• [EXTRACTED MATERIAL]:
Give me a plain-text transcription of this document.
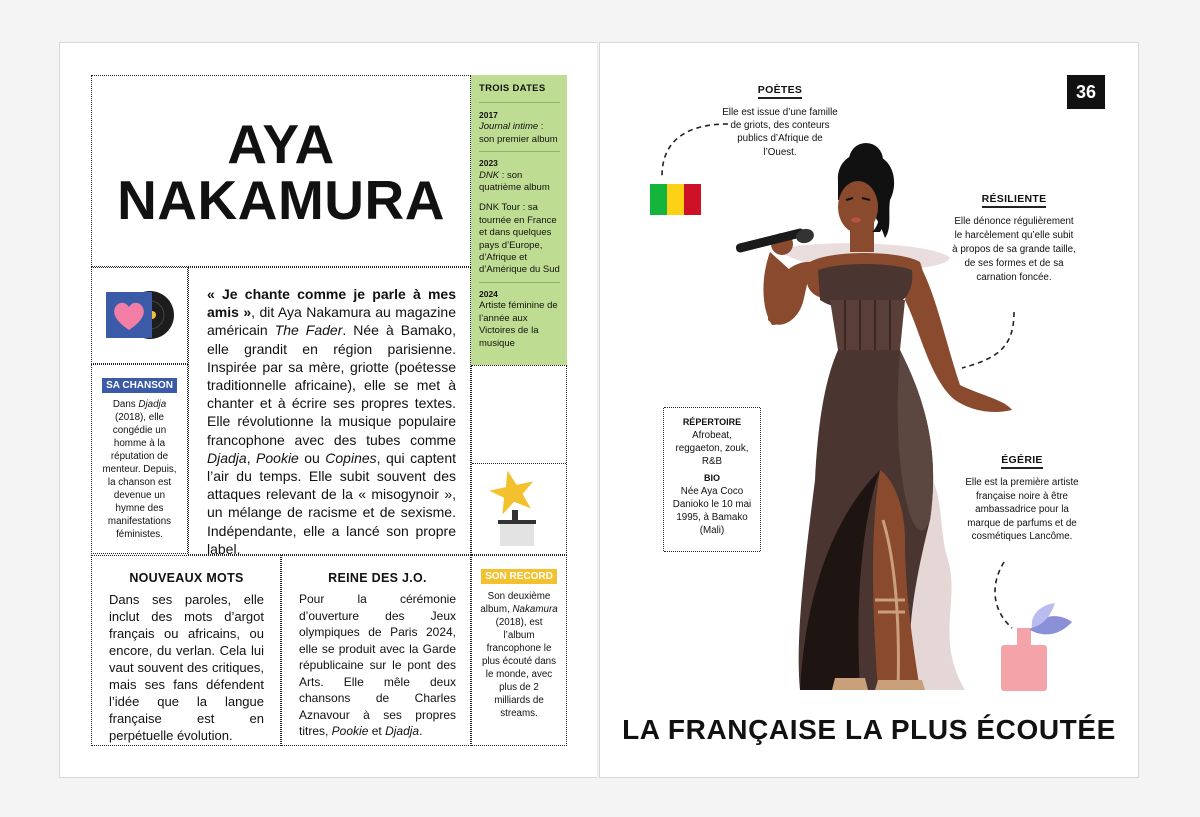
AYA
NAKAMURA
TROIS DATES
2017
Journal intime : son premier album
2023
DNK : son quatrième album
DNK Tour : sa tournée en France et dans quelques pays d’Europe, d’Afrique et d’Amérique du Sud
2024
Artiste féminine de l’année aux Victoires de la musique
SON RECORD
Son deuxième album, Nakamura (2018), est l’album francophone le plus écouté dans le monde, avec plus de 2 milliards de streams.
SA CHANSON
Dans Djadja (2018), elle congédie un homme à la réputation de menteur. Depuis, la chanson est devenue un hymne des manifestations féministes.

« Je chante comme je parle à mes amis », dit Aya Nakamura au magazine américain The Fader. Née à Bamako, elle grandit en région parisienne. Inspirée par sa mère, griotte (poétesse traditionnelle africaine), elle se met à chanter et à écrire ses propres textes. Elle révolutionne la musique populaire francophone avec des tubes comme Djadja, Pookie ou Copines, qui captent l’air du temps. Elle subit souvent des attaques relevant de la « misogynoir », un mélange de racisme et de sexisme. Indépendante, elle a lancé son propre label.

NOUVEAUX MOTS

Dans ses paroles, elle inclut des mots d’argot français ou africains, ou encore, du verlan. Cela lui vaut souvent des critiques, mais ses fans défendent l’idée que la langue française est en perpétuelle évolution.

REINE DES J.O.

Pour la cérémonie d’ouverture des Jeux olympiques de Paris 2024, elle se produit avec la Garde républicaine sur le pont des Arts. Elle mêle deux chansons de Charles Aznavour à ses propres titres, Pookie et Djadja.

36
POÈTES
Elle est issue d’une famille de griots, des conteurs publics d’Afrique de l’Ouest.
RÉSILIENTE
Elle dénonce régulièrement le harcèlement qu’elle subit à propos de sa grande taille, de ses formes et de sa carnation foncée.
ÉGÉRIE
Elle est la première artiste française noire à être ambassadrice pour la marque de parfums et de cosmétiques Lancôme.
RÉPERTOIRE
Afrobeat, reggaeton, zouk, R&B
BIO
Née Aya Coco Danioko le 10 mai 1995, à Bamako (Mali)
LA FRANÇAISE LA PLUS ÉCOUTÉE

• [GOAL OF THE EXERCISE]: Using the listing above, list every line in which the string "propres" occurs.

• [EXPECTED ANSWER]:
« Je chante comme je parle à mes amis », dit Aya Nakamura au magazine américain The Fader. Née à Bamako, elle grandit en région parisienne. Inspirée par sa mère, griotte (poétesse traditionnelle africaine), elle se met à chanter et à écrire ses propres textes. Elle révolutionne la musique populaire francophone avec des tubes comme Djadja, Pookie ou Copines, qui captent l’air du temps. Elle subit souvent des attaques relevant de la « misogynoir », un mélange de racisme et de sexisme. Indépendante, elle a lancé son propre label.
Pour la cérémonie d’ouverture des Jeux olympiques de Paris 2024, elle se produit avec la Garde républicaine sur le pont des Arts. Elle mêle deux chansons de Charles Aznavour à ses propres titres, Pookie et Djadja.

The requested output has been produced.